_Passage provided_:
□ □ □ □ □ □ □
Do you apply bad analogies to everything? A model is nothing like a UI one has function and form the other has merely form. If a UI didn't do anything you might be able to say that.
Not to mention it'd be more like using an API to create the model, which is actually quite common.
In summary, your analogy is bad and so is your argument.
[QUOTE=ZeekyHBomb;22443828]For multi-platform GUIs GTK+ and wxWidgets are popular options, again for both there are designers (Glade and wxDesigner).[/QUOTE]
And so is Qt, which (IMO) also has a much cleaner API than GTK or wxWidgets.
(Qt also looks native on every platform, unlike GTK.)
[quote=PvtCupcakes]I do any GUIs I have to do by writing the code for it by hand. Personally, I don't believe in the drag n drop garbage.[/quote]
I don't know what you've tried, but with Qt the form designer is a pleasure to use (and the output is saved in Qt's UI format which is later preprocessed transparently to be used in your code).
[QUOTE=Tuntis;22463129]And so is Qt, which (IMO) also has a much cleaner API than GTK or wxWidgets.[/QUOTE]
Completely disregarded my first sentence ._.
[QUOTE=ZeekyHBomb;22464301]Completely disregarded my first sentence ._.[/QUOTE]
Filesize is a small issue if you're building something bigger than a single-dialog utility. Qt is the easiest UI toolkit for C++, and that's what the OP should check out.
I didn't just speak in terms of filesize. It almost acts like a superset to C++.
[QUOTE=Tuntis;22464592]Filesize is a small issue if you're building something bigger than a single-dialog utility. Qt is the easiest UI toolkit for C++, and that's what the OP should check out.[/QUOTE]
Qt is heavy, way too heavy especially for simple programs.
[QUOTE=robowurmz;22459543]Please, Chad, stop. Stop giving advice when you're pulling it out of your ASS.[/QUOTE]
Even when he's right? Hating Chad isn't a bandwagon, stop being idiots.
[QUOTE=blankthemuffin;22460816]Do you apply bad analogies to everything?[/QUOTE]
Yeah, it makes little sense to me too. Drag and drop GUI editors obviously do not always let you work exactly how you want to, and in the same way a modeller may use shapes to draw models (DnD), they'll probably still end up vertex editing a lot of parts too (Custom code).
[QUOTE=Tuntis;22463129]And so is Qt, which (IMO) also has a much cleaner API than GTK or wxWidgets.
(Qt also looks native on every platform, unlike GTK.)
I don't know what you've tried, but with Qt the form designer is a pleasure to use (and the output is saved in Qt's UI format which is later preprocessed transparently to be used in your code).[/QUOTE]
I do use Qt, but I do those GUIs by hand as well.
□ □ □ □ □ □ □
_Exercise goal_: From the forum thread about GUI toolkits, list every username named as the source of a quoted post, each only once. The records stand apart from the forum thread and are separate material.

Page segmentation data
□ □ □ □ □ □ □
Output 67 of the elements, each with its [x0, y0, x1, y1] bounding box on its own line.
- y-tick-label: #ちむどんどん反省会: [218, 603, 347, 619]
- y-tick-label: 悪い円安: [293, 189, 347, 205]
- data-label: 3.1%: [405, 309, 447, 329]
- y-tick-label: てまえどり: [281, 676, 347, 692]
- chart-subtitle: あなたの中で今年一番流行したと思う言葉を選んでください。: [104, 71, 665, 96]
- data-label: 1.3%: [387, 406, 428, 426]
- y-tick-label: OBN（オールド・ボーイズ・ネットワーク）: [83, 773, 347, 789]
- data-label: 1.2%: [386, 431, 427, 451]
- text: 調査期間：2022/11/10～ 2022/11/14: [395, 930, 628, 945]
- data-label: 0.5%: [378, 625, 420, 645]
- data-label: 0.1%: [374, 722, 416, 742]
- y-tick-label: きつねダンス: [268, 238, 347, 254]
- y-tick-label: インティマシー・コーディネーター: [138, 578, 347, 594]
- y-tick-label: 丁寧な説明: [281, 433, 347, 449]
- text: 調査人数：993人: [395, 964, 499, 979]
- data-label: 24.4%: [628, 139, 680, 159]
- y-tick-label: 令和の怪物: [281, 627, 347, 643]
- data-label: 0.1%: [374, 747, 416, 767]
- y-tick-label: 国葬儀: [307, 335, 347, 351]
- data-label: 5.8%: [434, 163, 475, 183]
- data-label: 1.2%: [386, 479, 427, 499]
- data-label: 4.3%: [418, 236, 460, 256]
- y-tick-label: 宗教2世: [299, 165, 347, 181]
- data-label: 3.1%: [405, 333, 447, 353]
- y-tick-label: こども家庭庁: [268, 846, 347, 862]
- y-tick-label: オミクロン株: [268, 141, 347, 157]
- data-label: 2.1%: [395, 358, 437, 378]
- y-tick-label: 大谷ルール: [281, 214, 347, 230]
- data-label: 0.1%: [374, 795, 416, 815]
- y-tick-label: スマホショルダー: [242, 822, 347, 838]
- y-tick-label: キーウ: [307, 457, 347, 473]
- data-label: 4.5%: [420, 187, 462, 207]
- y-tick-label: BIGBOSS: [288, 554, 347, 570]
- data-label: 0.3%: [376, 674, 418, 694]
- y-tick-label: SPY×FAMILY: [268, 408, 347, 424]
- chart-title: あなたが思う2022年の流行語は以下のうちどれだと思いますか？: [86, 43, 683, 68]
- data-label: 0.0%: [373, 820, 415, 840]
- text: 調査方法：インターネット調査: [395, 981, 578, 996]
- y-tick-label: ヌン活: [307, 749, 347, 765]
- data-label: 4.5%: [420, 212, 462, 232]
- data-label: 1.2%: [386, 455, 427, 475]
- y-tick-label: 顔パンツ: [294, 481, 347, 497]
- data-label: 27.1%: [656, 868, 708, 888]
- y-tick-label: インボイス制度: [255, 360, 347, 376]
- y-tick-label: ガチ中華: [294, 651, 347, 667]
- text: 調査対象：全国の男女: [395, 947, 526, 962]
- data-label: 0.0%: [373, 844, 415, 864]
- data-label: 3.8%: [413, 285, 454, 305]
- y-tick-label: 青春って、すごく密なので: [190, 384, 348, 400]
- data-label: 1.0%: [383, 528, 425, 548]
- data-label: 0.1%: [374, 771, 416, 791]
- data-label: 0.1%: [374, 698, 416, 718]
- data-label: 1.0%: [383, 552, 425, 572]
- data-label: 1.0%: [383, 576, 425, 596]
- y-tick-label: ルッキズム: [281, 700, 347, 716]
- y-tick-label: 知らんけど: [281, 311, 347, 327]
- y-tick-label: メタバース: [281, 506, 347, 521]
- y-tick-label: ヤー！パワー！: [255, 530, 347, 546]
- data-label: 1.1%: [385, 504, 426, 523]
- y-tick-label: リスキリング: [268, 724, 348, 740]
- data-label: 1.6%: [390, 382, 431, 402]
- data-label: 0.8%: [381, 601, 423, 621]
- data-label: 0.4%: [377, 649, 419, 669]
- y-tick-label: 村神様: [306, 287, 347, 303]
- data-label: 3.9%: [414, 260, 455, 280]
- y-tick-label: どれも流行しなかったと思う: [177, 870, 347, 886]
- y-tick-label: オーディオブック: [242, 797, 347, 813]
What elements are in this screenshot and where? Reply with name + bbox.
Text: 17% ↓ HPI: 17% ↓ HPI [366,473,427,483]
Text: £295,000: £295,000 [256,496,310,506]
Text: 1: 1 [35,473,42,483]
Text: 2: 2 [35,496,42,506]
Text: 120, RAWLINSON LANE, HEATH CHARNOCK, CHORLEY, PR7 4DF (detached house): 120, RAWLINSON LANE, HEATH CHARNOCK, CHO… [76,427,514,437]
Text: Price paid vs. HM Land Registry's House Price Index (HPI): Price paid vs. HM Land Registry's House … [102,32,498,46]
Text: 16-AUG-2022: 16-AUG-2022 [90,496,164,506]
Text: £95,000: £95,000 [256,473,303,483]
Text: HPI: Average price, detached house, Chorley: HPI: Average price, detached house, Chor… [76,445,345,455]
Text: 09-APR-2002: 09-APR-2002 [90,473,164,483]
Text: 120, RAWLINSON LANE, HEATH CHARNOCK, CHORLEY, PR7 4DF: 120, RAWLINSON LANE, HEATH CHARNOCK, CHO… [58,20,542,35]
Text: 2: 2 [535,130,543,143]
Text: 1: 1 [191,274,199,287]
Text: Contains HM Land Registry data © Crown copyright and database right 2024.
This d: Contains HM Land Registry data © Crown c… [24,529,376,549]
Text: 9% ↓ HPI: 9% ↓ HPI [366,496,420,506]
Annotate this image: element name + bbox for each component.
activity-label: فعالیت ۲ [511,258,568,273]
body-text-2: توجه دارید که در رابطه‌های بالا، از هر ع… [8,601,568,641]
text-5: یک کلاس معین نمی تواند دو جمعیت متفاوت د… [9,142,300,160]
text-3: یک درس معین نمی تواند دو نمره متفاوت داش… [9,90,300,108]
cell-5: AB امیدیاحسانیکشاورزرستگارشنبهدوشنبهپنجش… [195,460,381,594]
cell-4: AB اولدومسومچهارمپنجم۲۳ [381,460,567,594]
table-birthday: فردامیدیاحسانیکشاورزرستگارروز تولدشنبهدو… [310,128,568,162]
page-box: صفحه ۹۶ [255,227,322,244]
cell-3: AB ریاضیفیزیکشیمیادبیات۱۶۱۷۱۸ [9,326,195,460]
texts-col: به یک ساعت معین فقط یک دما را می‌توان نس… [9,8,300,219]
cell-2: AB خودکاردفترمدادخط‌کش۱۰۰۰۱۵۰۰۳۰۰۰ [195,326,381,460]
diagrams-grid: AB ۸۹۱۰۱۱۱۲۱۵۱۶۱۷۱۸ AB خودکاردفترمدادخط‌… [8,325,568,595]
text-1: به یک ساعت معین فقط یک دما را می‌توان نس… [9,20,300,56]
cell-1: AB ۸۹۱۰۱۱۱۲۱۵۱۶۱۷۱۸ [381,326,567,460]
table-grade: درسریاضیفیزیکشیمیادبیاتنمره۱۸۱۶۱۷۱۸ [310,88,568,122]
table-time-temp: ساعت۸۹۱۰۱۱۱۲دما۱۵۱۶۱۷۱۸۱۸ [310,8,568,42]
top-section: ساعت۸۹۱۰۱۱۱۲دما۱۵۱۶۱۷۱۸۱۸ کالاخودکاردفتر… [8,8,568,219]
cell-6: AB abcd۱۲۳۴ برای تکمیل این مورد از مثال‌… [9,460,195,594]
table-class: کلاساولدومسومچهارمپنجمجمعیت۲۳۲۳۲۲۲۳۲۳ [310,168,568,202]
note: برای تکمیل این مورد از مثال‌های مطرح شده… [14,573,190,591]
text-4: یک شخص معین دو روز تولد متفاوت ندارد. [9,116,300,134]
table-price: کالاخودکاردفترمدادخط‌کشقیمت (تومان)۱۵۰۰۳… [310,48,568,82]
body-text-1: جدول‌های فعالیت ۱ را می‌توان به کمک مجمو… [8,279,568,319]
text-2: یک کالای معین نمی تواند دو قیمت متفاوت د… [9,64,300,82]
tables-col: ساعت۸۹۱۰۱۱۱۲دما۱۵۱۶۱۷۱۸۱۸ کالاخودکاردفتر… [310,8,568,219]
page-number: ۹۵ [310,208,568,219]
□ □ □ □ □ □ □
_Result of this task_: ZeekyHBomb, PvtCupcakes, Tuntis, robowurmz, blankthemuffin